Look through the listing and locate every line containing the word "name"; copy those lines.
* start Data excerpts *
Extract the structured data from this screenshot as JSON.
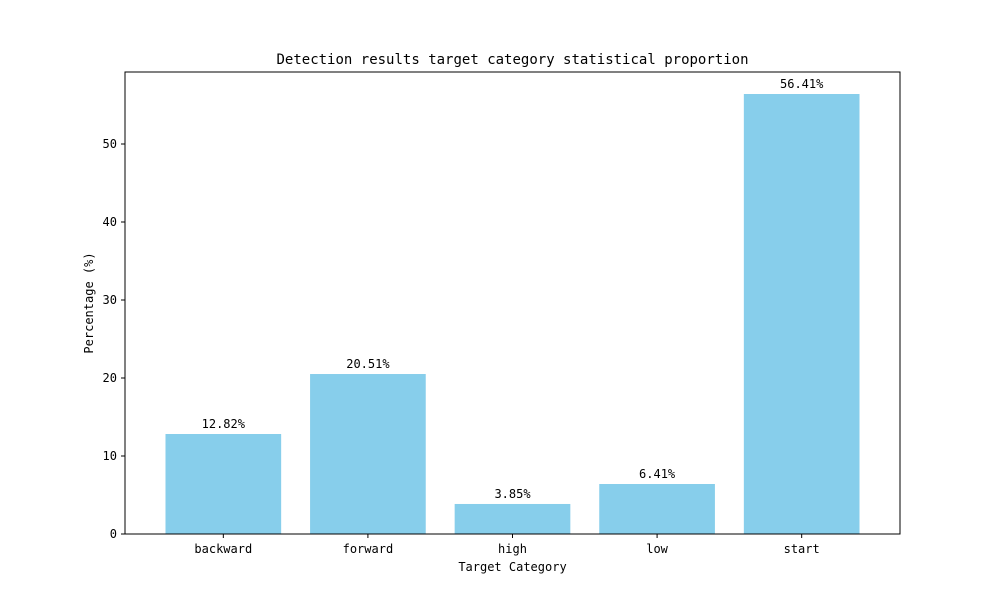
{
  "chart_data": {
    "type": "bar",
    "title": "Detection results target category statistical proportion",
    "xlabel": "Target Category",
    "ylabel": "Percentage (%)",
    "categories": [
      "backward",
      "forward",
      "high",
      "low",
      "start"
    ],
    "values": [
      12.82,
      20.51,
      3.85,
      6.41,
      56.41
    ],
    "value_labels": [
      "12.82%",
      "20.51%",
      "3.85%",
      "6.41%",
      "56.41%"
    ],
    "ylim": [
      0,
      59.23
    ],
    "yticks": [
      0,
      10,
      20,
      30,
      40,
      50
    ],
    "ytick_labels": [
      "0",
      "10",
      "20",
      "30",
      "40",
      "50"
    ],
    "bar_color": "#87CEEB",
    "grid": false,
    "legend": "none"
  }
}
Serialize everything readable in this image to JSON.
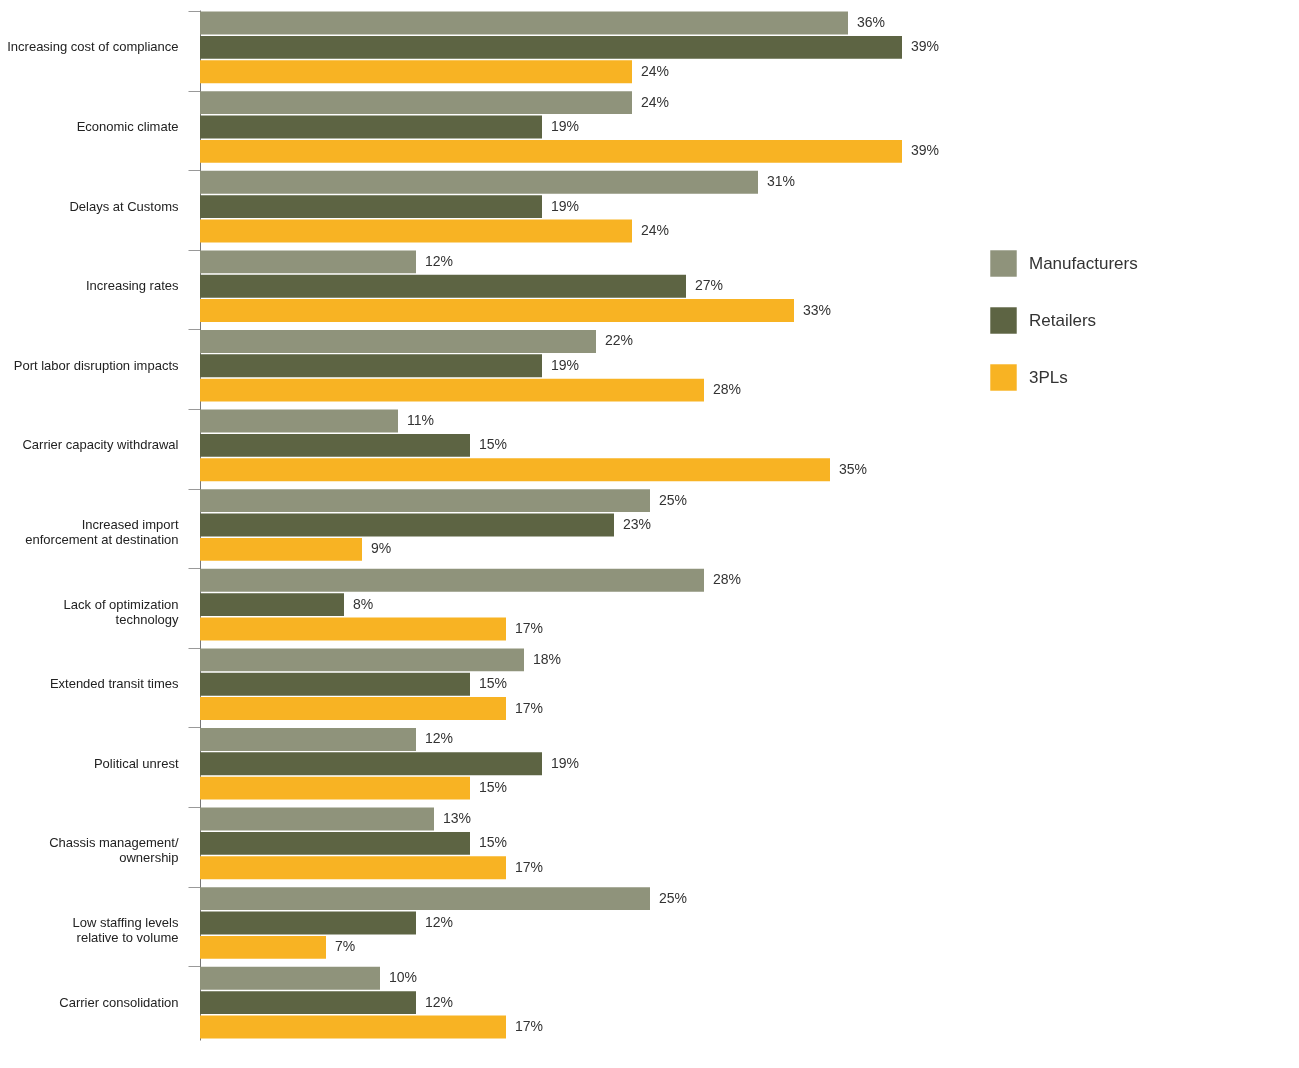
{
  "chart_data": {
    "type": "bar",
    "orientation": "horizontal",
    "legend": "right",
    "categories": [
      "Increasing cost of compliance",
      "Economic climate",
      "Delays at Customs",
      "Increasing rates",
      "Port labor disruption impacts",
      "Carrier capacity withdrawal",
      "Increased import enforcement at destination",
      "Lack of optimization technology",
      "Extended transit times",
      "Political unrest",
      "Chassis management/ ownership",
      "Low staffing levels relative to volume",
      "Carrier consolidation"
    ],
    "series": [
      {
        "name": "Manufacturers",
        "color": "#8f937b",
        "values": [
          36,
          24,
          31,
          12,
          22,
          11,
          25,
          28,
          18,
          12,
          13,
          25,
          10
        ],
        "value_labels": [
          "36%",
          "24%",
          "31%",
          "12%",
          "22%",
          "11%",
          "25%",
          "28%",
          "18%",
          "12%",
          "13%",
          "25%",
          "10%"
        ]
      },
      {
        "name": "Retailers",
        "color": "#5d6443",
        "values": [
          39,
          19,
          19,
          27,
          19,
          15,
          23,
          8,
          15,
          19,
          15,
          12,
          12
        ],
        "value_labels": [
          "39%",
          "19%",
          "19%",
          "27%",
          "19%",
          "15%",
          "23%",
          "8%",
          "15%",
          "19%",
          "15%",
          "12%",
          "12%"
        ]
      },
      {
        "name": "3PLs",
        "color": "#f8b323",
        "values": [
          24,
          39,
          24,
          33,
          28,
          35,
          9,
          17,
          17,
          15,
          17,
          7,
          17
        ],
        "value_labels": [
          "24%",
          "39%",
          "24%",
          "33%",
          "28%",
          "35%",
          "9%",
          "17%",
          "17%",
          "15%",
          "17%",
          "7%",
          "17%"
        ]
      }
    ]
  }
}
* end Data excerpts *
* start Data excerpts *
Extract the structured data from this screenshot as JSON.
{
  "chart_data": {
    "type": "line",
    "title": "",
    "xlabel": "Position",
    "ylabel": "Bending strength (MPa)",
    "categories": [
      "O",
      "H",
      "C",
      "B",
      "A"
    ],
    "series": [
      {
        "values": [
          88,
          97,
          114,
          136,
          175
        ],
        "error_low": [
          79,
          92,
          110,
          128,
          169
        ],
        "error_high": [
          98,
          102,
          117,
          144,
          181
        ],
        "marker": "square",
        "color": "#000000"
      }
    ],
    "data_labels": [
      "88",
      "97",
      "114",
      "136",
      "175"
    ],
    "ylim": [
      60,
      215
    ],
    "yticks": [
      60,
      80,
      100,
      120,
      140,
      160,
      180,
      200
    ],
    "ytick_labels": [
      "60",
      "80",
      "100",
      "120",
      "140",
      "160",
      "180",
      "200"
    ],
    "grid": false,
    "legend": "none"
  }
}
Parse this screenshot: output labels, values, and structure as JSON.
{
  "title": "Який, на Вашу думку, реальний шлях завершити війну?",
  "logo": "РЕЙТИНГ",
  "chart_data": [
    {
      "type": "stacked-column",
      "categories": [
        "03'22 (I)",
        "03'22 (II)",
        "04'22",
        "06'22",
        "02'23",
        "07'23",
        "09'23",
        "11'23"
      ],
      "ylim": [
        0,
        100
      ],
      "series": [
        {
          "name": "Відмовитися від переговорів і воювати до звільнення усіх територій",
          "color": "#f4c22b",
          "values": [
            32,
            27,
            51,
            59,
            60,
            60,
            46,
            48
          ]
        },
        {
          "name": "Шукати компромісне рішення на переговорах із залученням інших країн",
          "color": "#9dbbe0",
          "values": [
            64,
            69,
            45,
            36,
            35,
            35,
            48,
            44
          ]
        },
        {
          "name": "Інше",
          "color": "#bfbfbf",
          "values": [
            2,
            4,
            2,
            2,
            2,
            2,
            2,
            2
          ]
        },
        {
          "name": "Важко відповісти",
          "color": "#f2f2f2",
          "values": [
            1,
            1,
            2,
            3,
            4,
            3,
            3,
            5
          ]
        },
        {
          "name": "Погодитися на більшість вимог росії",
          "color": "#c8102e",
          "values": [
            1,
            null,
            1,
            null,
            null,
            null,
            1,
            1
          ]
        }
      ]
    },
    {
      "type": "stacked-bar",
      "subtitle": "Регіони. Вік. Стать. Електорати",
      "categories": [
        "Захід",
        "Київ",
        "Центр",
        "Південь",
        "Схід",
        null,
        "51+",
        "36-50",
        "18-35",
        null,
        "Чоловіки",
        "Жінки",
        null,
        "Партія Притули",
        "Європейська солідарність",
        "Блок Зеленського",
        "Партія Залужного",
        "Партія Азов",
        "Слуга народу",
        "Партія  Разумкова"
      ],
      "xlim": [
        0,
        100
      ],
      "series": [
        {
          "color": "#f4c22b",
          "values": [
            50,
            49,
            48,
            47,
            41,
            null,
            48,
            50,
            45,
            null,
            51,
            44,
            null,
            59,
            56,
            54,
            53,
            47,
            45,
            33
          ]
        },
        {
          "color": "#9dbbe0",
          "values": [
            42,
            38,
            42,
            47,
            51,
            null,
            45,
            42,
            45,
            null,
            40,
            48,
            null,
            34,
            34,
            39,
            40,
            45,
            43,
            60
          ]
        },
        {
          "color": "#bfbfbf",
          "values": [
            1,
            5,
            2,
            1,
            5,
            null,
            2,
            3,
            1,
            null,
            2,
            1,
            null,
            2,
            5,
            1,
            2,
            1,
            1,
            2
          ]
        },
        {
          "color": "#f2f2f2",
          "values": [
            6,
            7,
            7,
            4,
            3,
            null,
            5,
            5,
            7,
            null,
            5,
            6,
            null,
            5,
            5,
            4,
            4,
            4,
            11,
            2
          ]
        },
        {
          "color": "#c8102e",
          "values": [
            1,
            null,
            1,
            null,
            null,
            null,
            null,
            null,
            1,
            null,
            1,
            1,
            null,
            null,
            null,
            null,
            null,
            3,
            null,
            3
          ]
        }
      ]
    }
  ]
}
* end Data excerpts *
[Written solution]
        "name": "Manufacturers",
        "name": "Retailers",
        "name": "3PLs",
          "name": "Відмовитися від переговорів і воювати до звільнення усіх територій",
          "name": "Шукати компромісне рішення на переговорах із залученням інших країн",
          "name": "Інше",
          "name": "Важко відповісти",
          "name": "Погодитися на більшість вимог росії",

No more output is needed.